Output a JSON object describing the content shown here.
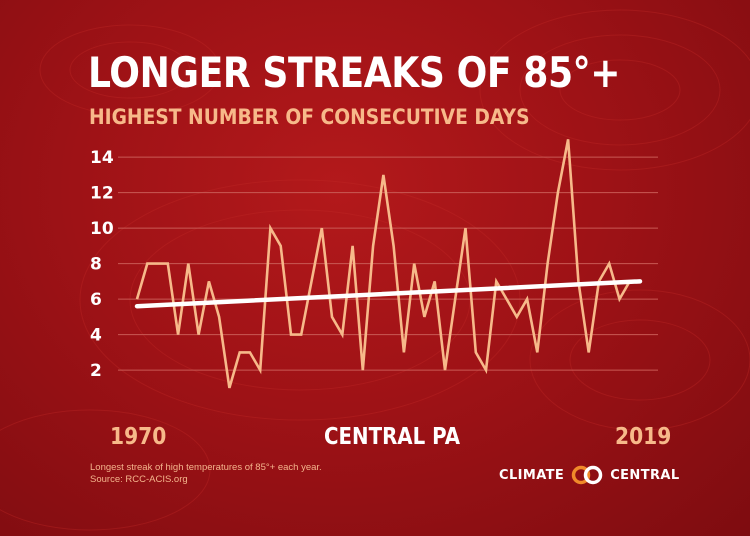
{
  "header": {
    "title": "LONGER STREAKS OF 85°+",
    "subtitle": "HIGHEST NUMBER OF CONSECUTIVE DAYS"
  },
  "labels": {
    "start_year": "1970",
    "end_year": "2019",
    "region": "CENTRAL PA"
  },
  "footnote": {
    "line1": "Longest streak of high temperatures of 85°+  each year.",
    "line2": "Source: RCC-ACIS.org"
  },
  "brand": {
    "left_word": "CLIMATE",
    "right_word": "CENTRAL"
  },
  "colors": {
    "background": "#a51417",
    "series": "#f7b98a",
    "trend": "#ffffff",
    "grid": "#c95a55"
  },
  "chart_data": {
    "type": "line",
    "title": "LONGER STREAKS OF 85°+",
    "subtitle": "HIGHEST NUMBER OF CONSECUTIVE DAYS",
    "xlabel": "",
    "ylabel": "",
    "x": [
      1970,
      1971,
      1972,
      1973,
      1974,
      1975,
      1976,
      1977,
      1978,
      1979,
      1980,
      1981,
      1982,
      1983,
      1984,
      1985,
      1986,
      1987,
      1988,
      1989,
      1990,
      1991,
      1992,
      1993,
      1994,
      1995,
      1996,
      1997,
      1998,
      1999,
      2000,
      2001,
      2002,
      2003,
      2004,
      2005,
      2006,
      2007,
      2008,
      2009,
      2010,
      2011,
      2012,
      2013,
      2014,
      2015,
      2016,
      2017,
      2018,
      2019
    ],
    "series": [
      {
        "values": [
          6,
          8,
          8,
          8,
          4,
          8,
          4,
          7,
          5,
          1,
          3,
          3,
          2,
          10,
          9,
          4,
          4,
          7,
          10,
          5,
          4,
          9,
          2,
          9,
          13,
          9,
          3,
          8,
          5,
          7,
          2,
          6,
          10,
          3,
          2,
          7,
          6,
          5,
          6,
          3,
          8,
          12,
          15,
          7,
          3,
          7,
          8,
          6,
          7,
          7
        ]
      },
      {
        "type": "trend",
        "x": [
          1970,
          2019
        ],
        "values": [
          5.6,
          7.0
        ]
      }
    ],
    "y_ticks": [
      2,
      4,
      6,
      8,
      10,
      12,
      14
    ],
    "ylim": [
      0,
      15.5
    ],
    "grid": true,
    "legend": "none"
  }
}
================
SET TASK
Copy each line above precisely, dropping the pictures.

TASK SOLUTION
Output a JSON object describing the content shown here.
{
  "header": {
    "title": "LONGER STREAKS OF 85°+",
    "subtitle": "HIGHEST NUMBER OF CONSECUTIVE DAYS"
  },
  "labels": {
    "start_year": "1970",
    "end_year": "2019",
    "region": "CENTRAL PA"
  },
  "footnote": {
    "line1": "Longest streak of high temperatures of 85°+  each year.",
    "line2": "Source: RCC-ACIS.org"
  },
  "brand": {
    "left_word": "CLIMATE",
    "right_word": "CENTRAL"
  },
  "colors": {
    "background": "#a51417",
    "series": "#f7b98a",
    "trend": "#ffffff",
    "grid": "#c95a55"
  },
  "chart_data": {
    "type": "line",
    "title": "LONGER STREAKS OF 85°+",
    "subtitle": "HIGHEST NUMBER OF CONSECUTIVE DAYS",
    "xlabel": "",
    "ylabel": "",
    "x": [
      1970,
      1971,
      1972,
      1973,
      1974,
      1975,
      1976,
      1977,
      1978,
      1979,
      1980,
      1981,
      1982,
      1983,
      1984,
      1985,
      1986,
      1987,
      1988,
      1989,
      1990,
      1991,
      1992,
      1993,
      1994,
      1995,
      1996,
      1997,
      1998,
      1999,
      2000,
      2001,
      2002,
      2003,
      2004,
      2005,
      2006,
      2007,
      2008,
      2009,
      2010,
      2011,
      2012,
      2013,
      2014,
      2015,
      2016,
      2017,
      2018,
      2019
    ],
    "series": [
      {
        "values": [
          6,
          8,
          8,
          8,
          4,
          8,
          4,
          7,
          5,
          1,
          3,
          3,
          2,
          10,
          9,
          4,
          4,
          7,
          10,
          5,
          4,
          9,
          2,
          9,
          13,
          9,
          3,
          8,
          5,
          7,
          2,
          6,
          10,
          3,
          2,
          7,
          6,
          5,
          6,
          3,
          8,
          12,
          15,
          7,
          3,
          7,
          8,
          6,
          7,
          7
        ]
      },
      {
        "type": "trend",
        "x": [
          1970,
          2019
        ],
        "values": [
          5.6,
          7.0
        ]
      }
    ],
    "y_ticks": [
      2,
      4,
      6,
      8,
      10,
      12,
      14
    ],
    "ylim": [
      0,
      15.5
    ],
    "grid": true,
    "legend": "none"
  }
}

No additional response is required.